* AIM OF THE TASK: Set the following entries down again exactly, line by line.

----

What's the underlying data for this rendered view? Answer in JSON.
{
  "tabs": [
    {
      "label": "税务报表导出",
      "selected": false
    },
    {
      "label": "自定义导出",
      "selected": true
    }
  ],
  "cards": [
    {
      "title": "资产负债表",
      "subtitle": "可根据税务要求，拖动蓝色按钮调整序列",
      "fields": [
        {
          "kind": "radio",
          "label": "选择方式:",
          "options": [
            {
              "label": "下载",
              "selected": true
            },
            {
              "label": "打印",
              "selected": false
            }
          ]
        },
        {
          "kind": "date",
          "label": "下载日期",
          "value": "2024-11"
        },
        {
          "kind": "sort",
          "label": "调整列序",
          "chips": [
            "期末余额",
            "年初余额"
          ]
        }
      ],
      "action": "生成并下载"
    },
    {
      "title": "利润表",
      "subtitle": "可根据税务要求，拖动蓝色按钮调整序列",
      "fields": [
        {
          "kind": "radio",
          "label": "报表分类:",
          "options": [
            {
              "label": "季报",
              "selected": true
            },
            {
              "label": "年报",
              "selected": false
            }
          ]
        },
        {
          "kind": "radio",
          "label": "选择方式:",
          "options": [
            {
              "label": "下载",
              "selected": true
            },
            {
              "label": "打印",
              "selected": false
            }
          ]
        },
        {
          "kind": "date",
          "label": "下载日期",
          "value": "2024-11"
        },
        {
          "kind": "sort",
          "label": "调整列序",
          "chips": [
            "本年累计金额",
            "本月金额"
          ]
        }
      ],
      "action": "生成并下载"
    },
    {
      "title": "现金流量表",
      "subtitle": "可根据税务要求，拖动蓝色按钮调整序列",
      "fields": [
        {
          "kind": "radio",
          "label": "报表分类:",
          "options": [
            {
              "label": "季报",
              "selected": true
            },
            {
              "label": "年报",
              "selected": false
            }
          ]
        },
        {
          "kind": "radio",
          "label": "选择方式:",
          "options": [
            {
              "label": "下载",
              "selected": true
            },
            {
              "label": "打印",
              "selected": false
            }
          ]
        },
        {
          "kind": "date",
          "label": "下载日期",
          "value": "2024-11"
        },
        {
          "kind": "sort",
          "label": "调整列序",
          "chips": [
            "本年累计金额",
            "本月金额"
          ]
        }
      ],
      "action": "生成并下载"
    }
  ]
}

----

* CORRECT RESPONSE:
What's the underlying data for this rendered view? Answer in JSON.
{
  "tabs": [
    {
      "label": "税务报表导出",
      "selected": false
    },
    {
      "label": "自定义导出",
      "selected": true
    }
  ],
  "cards": [
    {
      "title": "资产负债表",
      "subtitle": "可根据税务要求，拖动蓝色按钮调整序列",
      "fields": [
        {
          "kind": "radio",
          "label": "选择方式:",
          "options": [
            {
              "label": "下载",
              "selected": true
            },
            {
              "label": "打印",
              "selected": false
            }
          ]
        },
        {
          "kind": "date",
          "label": "下载日期",
          "value": "2024-11"
        },
        {
          "kind": "sort",
          "label": "调整列序",
          "chips": [
            "期末余额",
            "年初余额"
          ]
        }
      ],
      "action": "生成并下载"
    },
    {
      "title": "利润表",
      "subtitle": "可根据税务要求，拖动蓝色按钮调整序列",
      "fields": [
        {
          "kind": "radio",
          "label": "报表分类:",
          "options": [
            {
              "label": "季报",
              "selected": true
            },
            {
              "label": "年报",
              "selected": false
            }
          ]
        },
        {
          "kind": "radio",
          "label": "选择方式:",
          "options": [
            {
              "label": "下载",
              "selected": true
            },
            {
              "label": "打印",
              "selected": false
            }
          ]
        },
        {
          "kind": "date",
          "label": "下载日期",
          "value": "2024-11"
        },
        {
          "kind": "sort",
          "label": "调整列序",
          "chips": [
            "本年累计金额",
            "本月金额"
          ]
        }
      ],
      "action": "生成并下载"
    },
    {
      "title": "现金流量表",
      "subtitle": "可根据税务要求，拖动蓝色按钮调整序列",
      "fields": [
        {
          "kind": "radio",
          "label": "报表分类:",
          "options": [
            {
              "label": "季报",
              "selected": true
            },
            {
              "label": "年报",
              "selected": false
            }
          ]
        },
        {
          "kind": "radio",
          "label": "选择方式:",
          "options": [
            {
              "label": "下载",
              "selected": true
            },
            {
              "label": "打印",
              "selected": false
            }
          ]
        },
        {
          "kind": "date",
          "label": "下载日期",
          "value": "2024-11"
        },
        {
          "kind": "sort",
          "label": "调整列序",
          "chips": [
            "本年累计金额",
            "本月金额"
          ]
        }
      ],
      "action": "生成并下载"
    }
  ]
}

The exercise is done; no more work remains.